◆ EXERCISE:
Return unchanged every line of the material below, from the line with "optimized-value: 859 kB" to the line with "footnote: *According to", including both of those lines.

◆ TASK MATERIAL:
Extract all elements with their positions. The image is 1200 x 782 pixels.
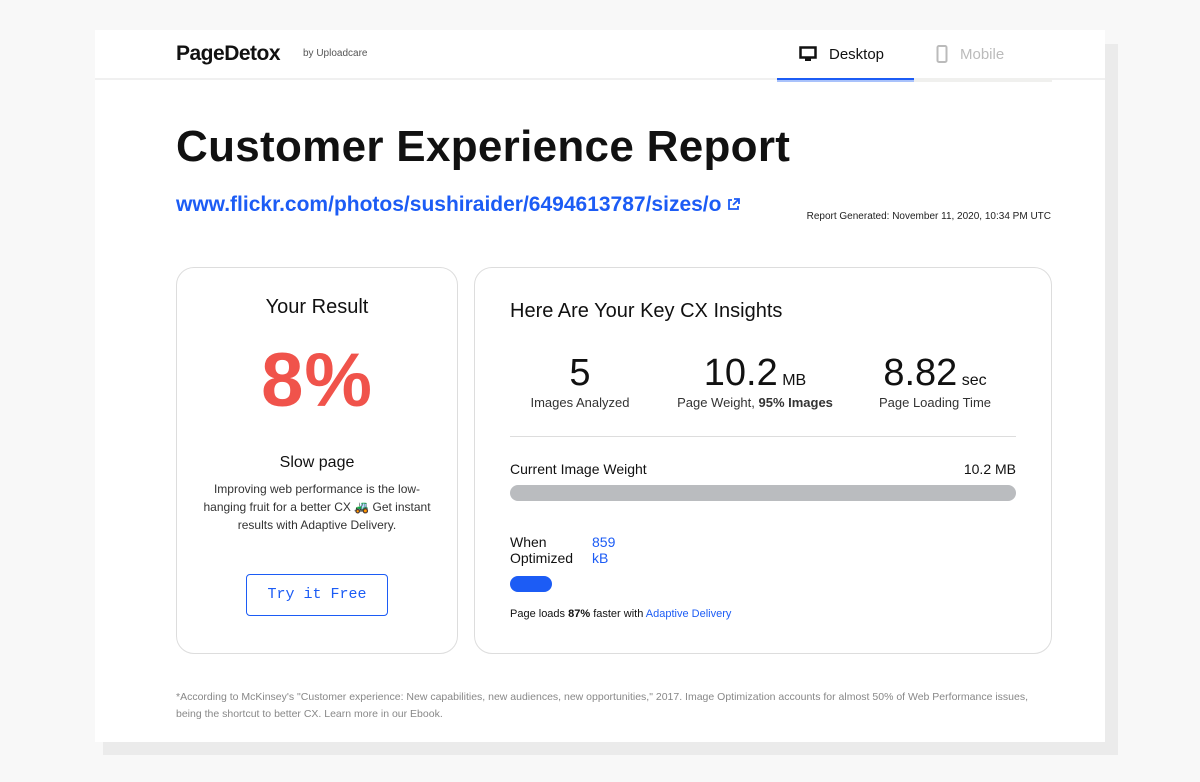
optimized-value: 859 kB bbox=[592, 534, 616, 566]
stat-loading: 8.82 sec Page Loading Time bbox=[865, 352, 1005, 410]
url-text[interactable]: www.flickr.com/photos/sushiraider/649461… bbox=[176, 193, 722, 216]
try-free-button[interactable]: Try it Free bbox=[246, 574, 388, 616]
result-card: Your Result 8% Slow page Improving web p… bbox=[176, 267, 458, 654]
page-title: Customer Experience Report bbox=[176, 122, 791, 171]
tab-label: Desktop bbox=[829, 45, 885, 63]
stat-images: 5 Images Analyzed bbox=[525, 352, 635, 410]
stat-weight: 10.2 MB Page Weight, 95% Images bbox=[665, 352, 845, 410]
divider bbox=[510, 436, 1016, 437]
stat-label: Page Loading Time bbox=[878, 395, 992, 410]
score: 8% bbox=[261, 338, 373, 423]
stat-label: Page Weight, 95% Images bbox=[677, 395, 833, 410]
optimized-weight-bar bbox=[510, 576, 552, 592]
phone-icon bbox=[936, 45, 948, 63]
current-weight-label: Current Image Weight bbox=[510, 461, 647, 477]
result-heading: Your Result bbox=[265, 296, 369, 318]
optimized-label: When Optimized bbox=[510, 534, 574, 566]
monitor-icon bbox=[799, 46, 817, 61]
faster-text: Page loads 87% faster with Adaptive Deli… bbox=[510, 608, 732, 620]
current-weight-row: Current Image Weight 10.2 MB bbox=[510, 461, 1016, 477]
stat-label: Images Analyzed bbox=[530, 395, 630, 410]
footnote: *According to McKinsey's "Customer exper… bbox=[176, 691, 1029, 720]
report-generated: Report Generated: November 11, 2020, 10:… bbox=[806, 211, 1051, 222]
current-weight-bar bbox=[510, 485, 1016, 501]
result-description: Improving web performance is the low-han… bbox=[203, 482, 431, 532]
tab-label: Mobile bbox=[960, 45, 1005, 63]
stat-value: 8.82 bbox=[883, 352, 958, 394]
current-weight-value: 10.2 MB bbox=[963, 461, 1016, 477]
stat-unit: sec bbox=[961, 372, 987, 389]
insights-card: Here Are Your Key CX Insights 5 Images A… bbox=[474, 267, 1052, 654]
report-page: PageDetox by Uploadcare Desktop Mobile C… bbox=[95, 30, 1105, 742]
analyzed-url-link[interactable]: www.flickr.com/photos/sushiraider/649461… bbox=[176, 192, 776, 217]
insights-heading: Here Are Your Key CX Insights bbox=[510, 300, 783, 322]
adaptive-delivery-link[interactable]: Adaptive Delivery bbox=[645, 608, 732, 620]
stat-unit: MB bbox=[782, 372, 807, 389]
status-text: Slow page bbox=[279, 454, 355, 471]
logo-byline: by Uploadcare bbox=[303, 48, 368, 59]
stat-value: 5 bbox=[569, 352, 591, 394]
logo[interactable]: PageDetox bbox=[176, 42, 281, 65]
tab-mobile[interactable]: Mobile bbox=[914, 30, 1052, 82]
tab-desktop[interactable]: Desktop bbox=[777, 30, 914, 82]
stat-value: 10.2 bbox=[703, 352, 778, 394]
header: PageDetox by Uploadcare Desktop Mobile bbox=[95, 30, 1105, 82]
external-link-icon bbox=[728, 198, 741, 210]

◆ EXERCISE ANSWER:
optimized-value: 859 kB bbox=[592, 534, 616, 566]
stat-loading: 8.82 sec Page Loading Time bbox=[865, 352, 1005, 410]
url-text[interactable]: www.flickr.com/photos/sushiraider/649461… bbox=[176, 193, 722, 216]
try-free-button[interactable]: Try it Free bbox=[246, 574, 388, 616]
result-card: Your Result 8% Slow page Improving web p… bbox=[176, 267, 458, 654]
page-title: Customer Experience Report bbox=[176, 122, 791, 171]
tab-label: Desktop bbox=[829, 45, 885, 63]
stat-images: 5 Images Analyzed bbox=[525, 352, 635, 410]
stat-weight: 10.2 MB Page Weight, 95% Images bbox=[665, 352, 845, 410]
divider bbox=[510, 436, 1016, 437]
stat-label: Page Loading Time bbox=[878, 395, 992, 410]
score: 8% bbox=[261, 338, 373, 423]
stat-label: Page Weight, 95% Images bbox=[677, 395, 833, 410]
optimized-weight-bar bbox=[510, 576, 552, 592]
phone-icon bbox=[936, 45, 948, 63]
current-weight-label: Current Image Weight bbox=[510, 461, 647, 477]
result-heading: Your Result bbox=[265, 296, 369, 318]
optimized-label: When Optimized bbox=[510, 534, 574, 566]
monitor-icon bbox=[799, 46, 817, 61]
faster-text: Page loads 87% faster with Adaptive Deli… bbox=[510, 608, 732, 620]
current-weight-row: Current Image Weight 10.2 MB bbox=[510, 461, 1016, 477]
stat-label: Images Analyzed bbox=[530, 395, 630, 410]
footnote: *According to McKinsey's "Customer exper… bbox=[176, 691, 1029, 720]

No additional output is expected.